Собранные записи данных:

# # # #

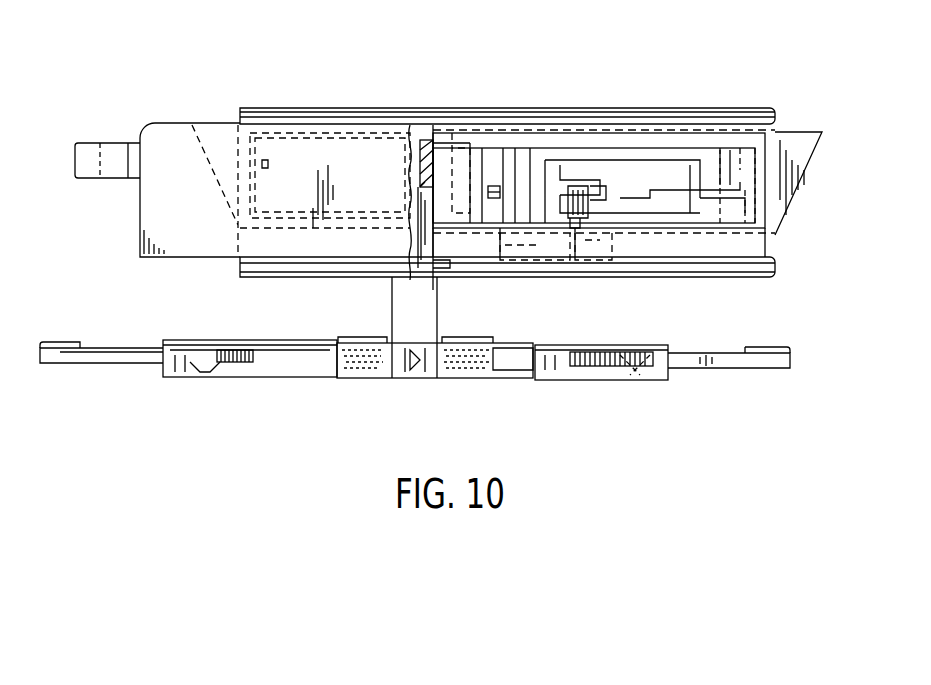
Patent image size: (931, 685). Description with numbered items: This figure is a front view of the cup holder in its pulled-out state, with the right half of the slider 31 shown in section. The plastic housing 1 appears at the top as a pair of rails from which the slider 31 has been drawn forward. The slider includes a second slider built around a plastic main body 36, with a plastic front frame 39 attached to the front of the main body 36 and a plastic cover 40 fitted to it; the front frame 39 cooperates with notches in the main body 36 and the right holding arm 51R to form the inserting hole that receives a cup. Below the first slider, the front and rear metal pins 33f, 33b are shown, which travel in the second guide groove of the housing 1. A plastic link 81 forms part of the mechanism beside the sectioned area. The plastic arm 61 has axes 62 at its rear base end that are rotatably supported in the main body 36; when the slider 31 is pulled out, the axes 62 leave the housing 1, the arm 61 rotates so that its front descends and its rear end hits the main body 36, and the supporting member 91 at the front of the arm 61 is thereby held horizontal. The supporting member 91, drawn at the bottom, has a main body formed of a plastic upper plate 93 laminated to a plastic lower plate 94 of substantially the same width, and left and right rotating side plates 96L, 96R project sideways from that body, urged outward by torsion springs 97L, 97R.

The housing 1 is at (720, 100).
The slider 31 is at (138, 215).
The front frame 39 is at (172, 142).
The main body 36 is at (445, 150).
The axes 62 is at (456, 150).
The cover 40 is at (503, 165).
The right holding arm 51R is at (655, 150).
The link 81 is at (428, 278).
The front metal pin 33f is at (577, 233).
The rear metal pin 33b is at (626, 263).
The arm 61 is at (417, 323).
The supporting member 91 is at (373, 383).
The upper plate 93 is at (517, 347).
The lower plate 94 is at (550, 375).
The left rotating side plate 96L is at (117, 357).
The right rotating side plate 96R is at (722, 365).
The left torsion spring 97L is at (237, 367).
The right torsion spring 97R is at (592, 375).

# # # #

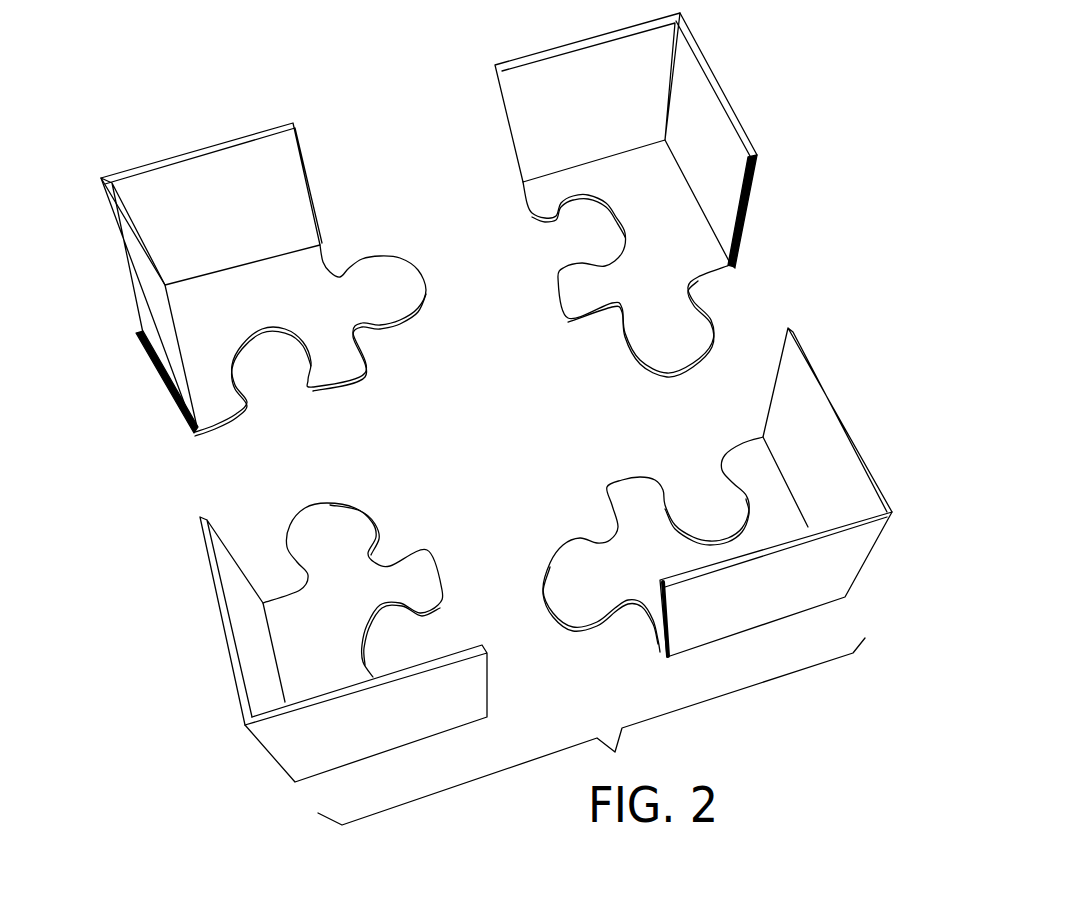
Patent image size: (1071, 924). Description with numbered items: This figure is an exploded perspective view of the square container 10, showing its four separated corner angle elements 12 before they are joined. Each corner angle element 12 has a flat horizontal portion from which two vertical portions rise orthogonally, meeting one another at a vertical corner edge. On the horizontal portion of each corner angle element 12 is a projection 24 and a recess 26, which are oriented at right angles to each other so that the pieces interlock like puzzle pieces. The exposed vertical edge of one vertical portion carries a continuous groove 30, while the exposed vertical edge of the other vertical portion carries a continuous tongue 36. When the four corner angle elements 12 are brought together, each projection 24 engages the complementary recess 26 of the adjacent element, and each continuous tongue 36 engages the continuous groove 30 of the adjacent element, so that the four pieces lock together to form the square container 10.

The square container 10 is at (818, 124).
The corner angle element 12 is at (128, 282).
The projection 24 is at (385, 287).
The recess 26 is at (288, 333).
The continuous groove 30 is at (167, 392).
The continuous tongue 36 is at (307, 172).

# # # #

• _ЗАДАНИЕ_
Воспроизведите строки между строкой, содержащей «Patent image size: (1071, 924).», и строкой, содержащей «The continuous groove 30 is at (167, 392).», включительно, переименовав «exploded perspective view» в «exploded isometric view» и не изменяя ничего иного.

• _РЕЗУЛЬТАТ_
Patent image size: (1071, 924). Description with numbered items: This figure is an exploded isometric view of the square container 10, showing its four separated corner angle elements 12 before they are joined. Each corner angle element 12 has a flat horizontal portion from which two vertical portions rise orthogonally, meeting one another at a vertical corner edge. On the horizontal portion of each corner angle element 12 is a projection 24 and a recess 26, which are oriented at right angles to each other so that the pieces interlock like puzzle pieces. The exposed vertical edge of one vertical portion carries a continuous groove 30, while the exposed vertical edge of the other vertical portion carries a continuous tongue 36. When the four corner angle elements 12 are brought together, each projection 24 engages the complementary recess 26 of the adjacent element, and each continuous tongue 36 engages the continuous groove 30 of the adjacent element, so that the four pieces lock together to form the square container 10.

The square container 10 is at (818, 124).
The corner angle element 12 is at (128, 282).
The projection 24 is at (385, 287).
The recess 26 is at (288, 333).
The continuous groove 30 is at (167, 392).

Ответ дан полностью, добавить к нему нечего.